§ **PROBLEM DESCRIPTION**
Extract every line below that contains the word "processors".

§ **PROVIDED MATERIAL**
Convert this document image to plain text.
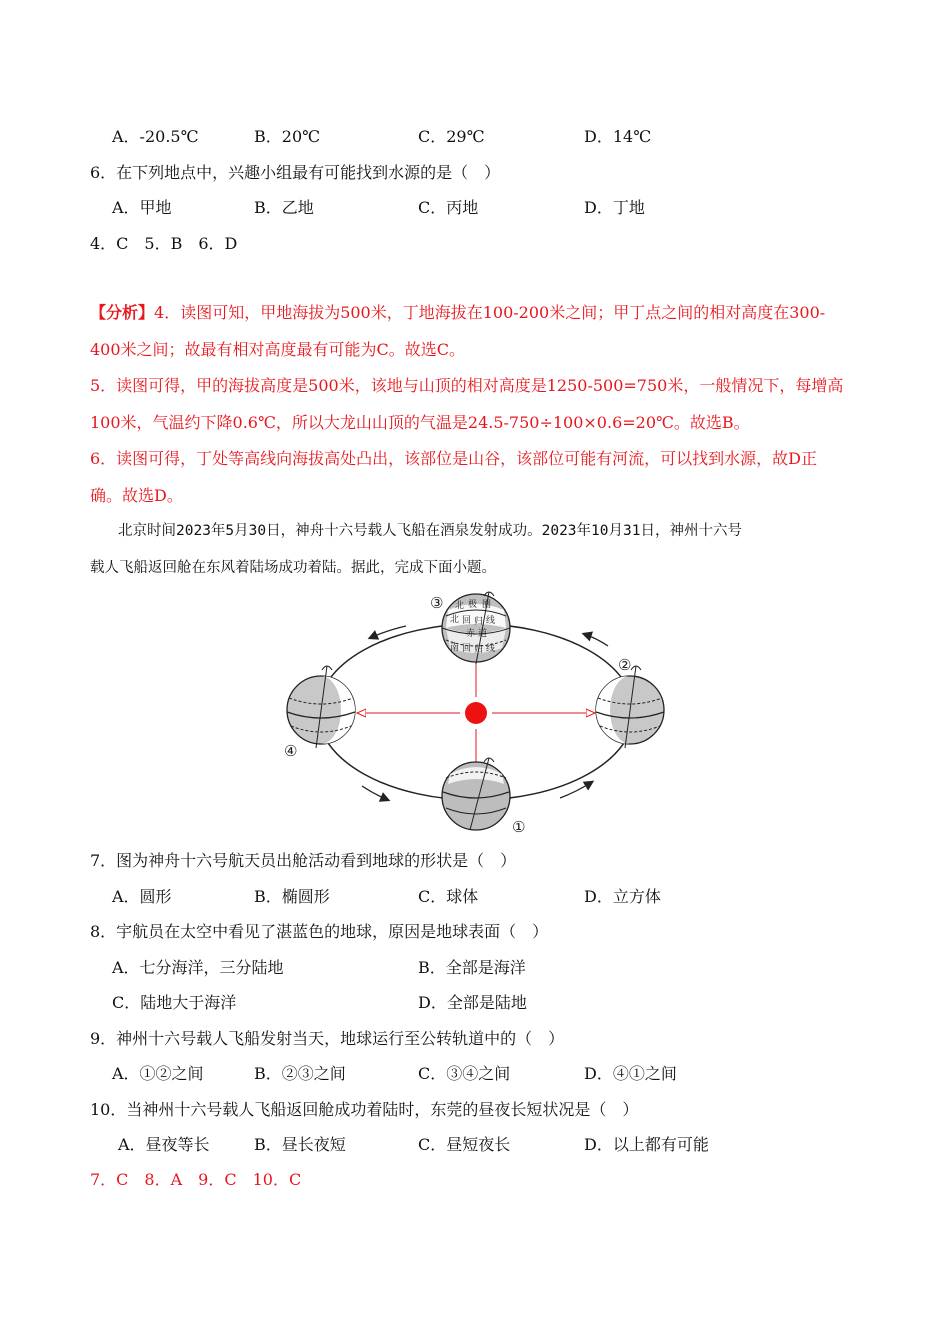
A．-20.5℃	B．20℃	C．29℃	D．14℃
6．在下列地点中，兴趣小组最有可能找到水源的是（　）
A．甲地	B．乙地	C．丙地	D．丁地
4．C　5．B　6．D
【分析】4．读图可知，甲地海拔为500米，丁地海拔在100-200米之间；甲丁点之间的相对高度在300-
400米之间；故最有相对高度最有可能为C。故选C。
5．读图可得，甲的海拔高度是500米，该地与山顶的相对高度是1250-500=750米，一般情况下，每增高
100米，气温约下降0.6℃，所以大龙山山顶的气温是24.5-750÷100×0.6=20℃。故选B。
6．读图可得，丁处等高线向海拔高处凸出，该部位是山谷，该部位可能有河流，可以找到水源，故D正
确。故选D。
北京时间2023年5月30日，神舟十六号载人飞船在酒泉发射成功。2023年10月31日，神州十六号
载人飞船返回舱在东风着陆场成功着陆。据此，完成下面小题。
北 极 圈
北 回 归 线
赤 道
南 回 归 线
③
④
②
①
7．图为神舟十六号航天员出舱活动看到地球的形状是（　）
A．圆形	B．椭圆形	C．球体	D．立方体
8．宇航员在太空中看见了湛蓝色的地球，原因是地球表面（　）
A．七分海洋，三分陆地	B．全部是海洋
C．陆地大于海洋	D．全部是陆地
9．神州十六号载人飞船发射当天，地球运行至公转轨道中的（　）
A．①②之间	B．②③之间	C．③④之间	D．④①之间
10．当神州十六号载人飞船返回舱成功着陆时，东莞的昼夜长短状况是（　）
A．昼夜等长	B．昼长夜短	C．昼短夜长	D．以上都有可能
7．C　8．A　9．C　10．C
* * *
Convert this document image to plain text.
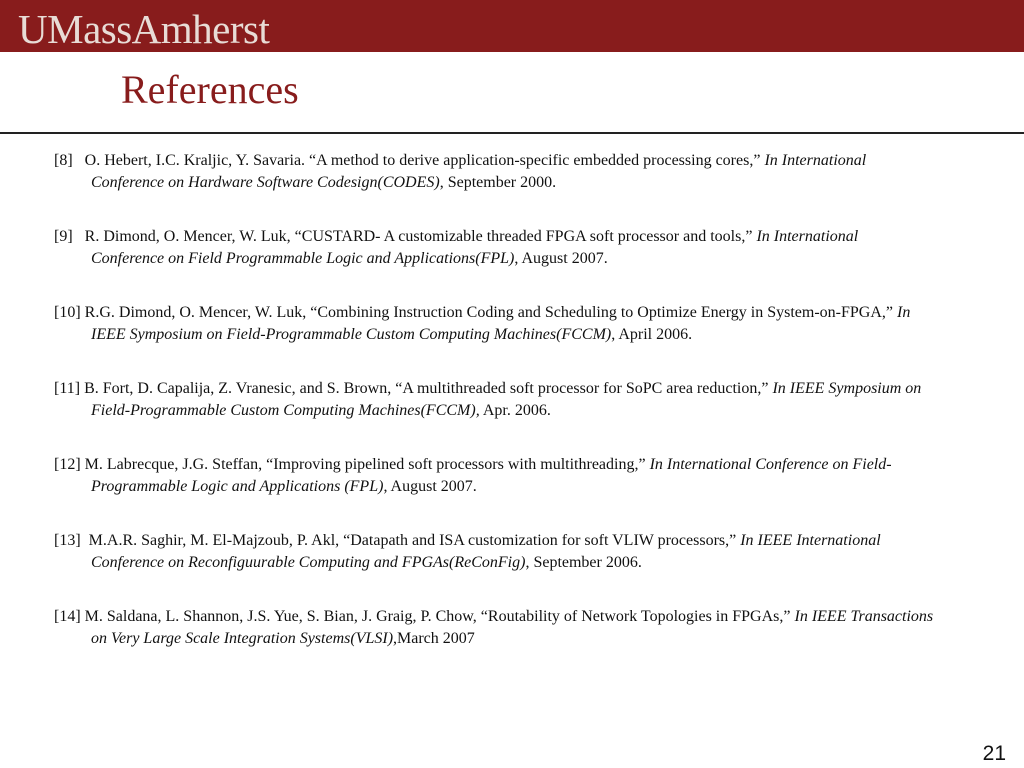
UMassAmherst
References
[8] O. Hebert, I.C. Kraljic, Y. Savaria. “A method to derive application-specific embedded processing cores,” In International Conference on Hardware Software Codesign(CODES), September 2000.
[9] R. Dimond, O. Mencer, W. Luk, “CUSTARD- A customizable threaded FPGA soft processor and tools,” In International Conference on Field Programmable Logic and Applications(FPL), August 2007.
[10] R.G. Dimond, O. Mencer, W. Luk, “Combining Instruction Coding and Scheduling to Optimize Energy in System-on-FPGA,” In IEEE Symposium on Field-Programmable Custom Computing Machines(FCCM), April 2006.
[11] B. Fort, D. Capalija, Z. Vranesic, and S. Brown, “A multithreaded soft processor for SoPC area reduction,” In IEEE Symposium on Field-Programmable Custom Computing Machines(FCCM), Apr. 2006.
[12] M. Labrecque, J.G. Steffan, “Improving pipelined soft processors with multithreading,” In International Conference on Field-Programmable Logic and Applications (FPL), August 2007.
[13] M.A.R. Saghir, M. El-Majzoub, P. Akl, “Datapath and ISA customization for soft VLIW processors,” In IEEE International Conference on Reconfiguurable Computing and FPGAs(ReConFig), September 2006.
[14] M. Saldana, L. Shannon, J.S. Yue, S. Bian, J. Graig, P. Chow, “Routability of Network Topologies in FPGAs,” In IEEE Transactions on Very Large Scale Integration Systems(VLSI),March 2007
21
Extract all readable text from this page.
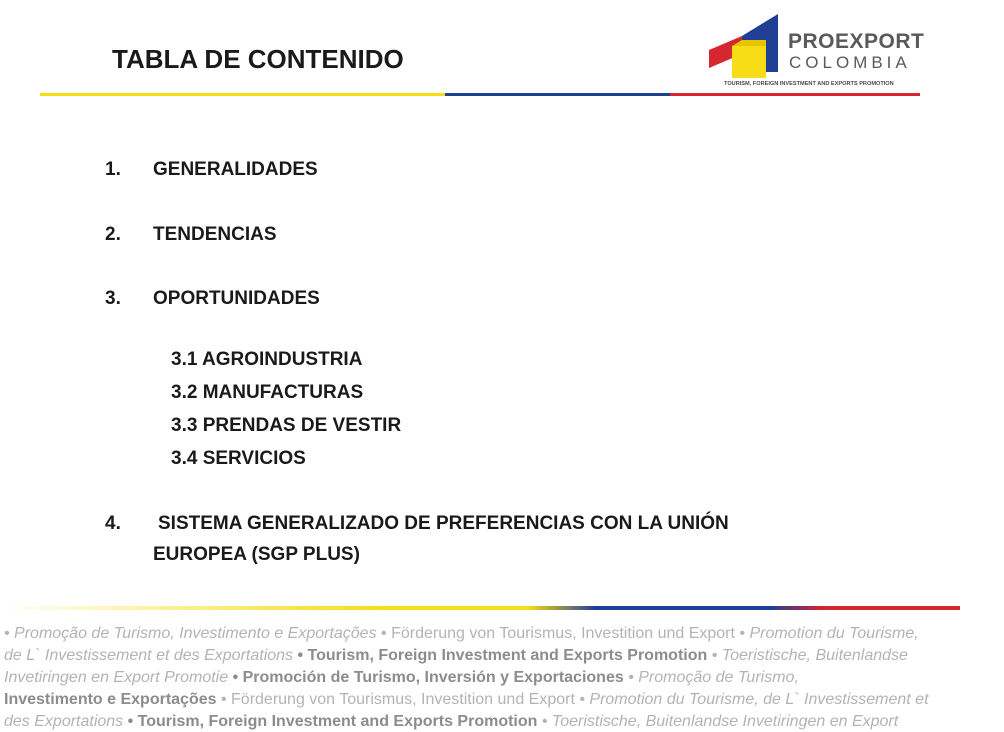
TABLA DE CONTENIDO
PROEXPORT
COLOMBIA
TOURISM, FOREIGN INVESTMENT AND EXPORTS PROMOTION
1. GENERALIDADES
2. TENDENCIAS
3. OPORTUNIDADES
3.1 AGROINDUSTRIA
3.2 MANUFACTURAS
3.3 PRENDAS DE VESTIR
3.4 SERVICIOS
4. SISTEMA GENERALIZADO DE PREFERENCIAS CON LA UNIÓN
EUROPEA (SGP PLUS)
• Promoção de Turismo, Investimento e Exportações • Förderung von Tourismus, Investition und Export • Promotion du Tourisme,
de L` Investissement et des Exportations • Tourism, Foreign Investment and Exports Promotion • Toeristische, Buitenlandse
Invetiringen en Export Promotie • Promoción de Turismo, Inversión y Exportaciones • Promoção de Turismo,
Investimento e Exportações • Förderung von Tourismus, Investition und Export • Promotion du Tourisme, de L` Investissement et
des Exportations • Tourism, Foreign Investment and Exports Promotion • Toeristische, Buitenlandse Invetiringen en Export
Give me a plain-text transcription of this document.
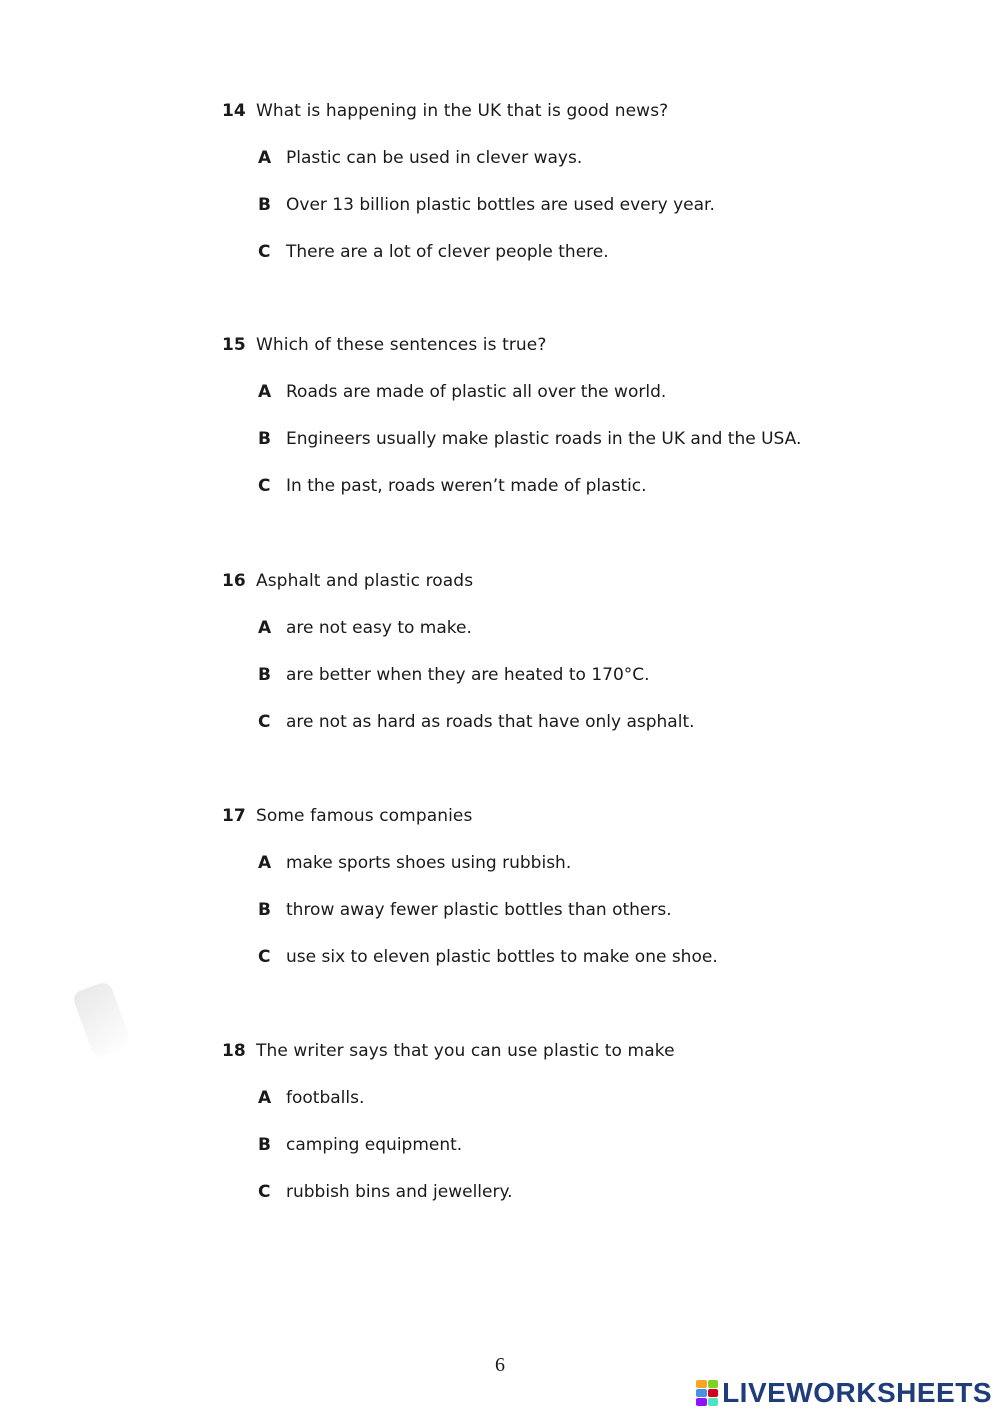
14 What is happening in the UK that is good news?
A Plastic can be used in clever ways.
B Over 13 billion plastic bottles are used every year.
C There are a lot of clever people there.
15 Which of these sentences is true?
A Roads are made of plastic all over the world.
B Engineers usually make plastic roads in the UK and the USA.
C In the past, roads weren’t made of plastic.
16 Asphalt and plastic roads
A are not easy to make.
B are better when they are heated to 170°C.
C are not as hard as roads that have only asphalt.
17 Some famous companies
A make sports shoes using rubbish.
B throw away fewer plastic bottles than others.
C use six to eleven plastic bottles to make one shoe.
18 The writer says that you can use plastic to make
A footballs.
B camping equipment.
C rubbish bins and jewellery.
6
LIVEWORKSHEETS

§ **IN RESPONSE**
[12] M. Labrecque, J.G. Steffan, “Improving pipelined soft processors with multithreading,” In International Conference on Field-Programmable Logic and Applications (FPL), August 2007.
[13] M.A.R. Saghir, M. El-Majzoub, P. Akl, “Datapath and ISA customization for soft VLIW processors,” In IEEE International Conference on Reconfiguurable Computing and FPGAs(ReConFig), September 2006.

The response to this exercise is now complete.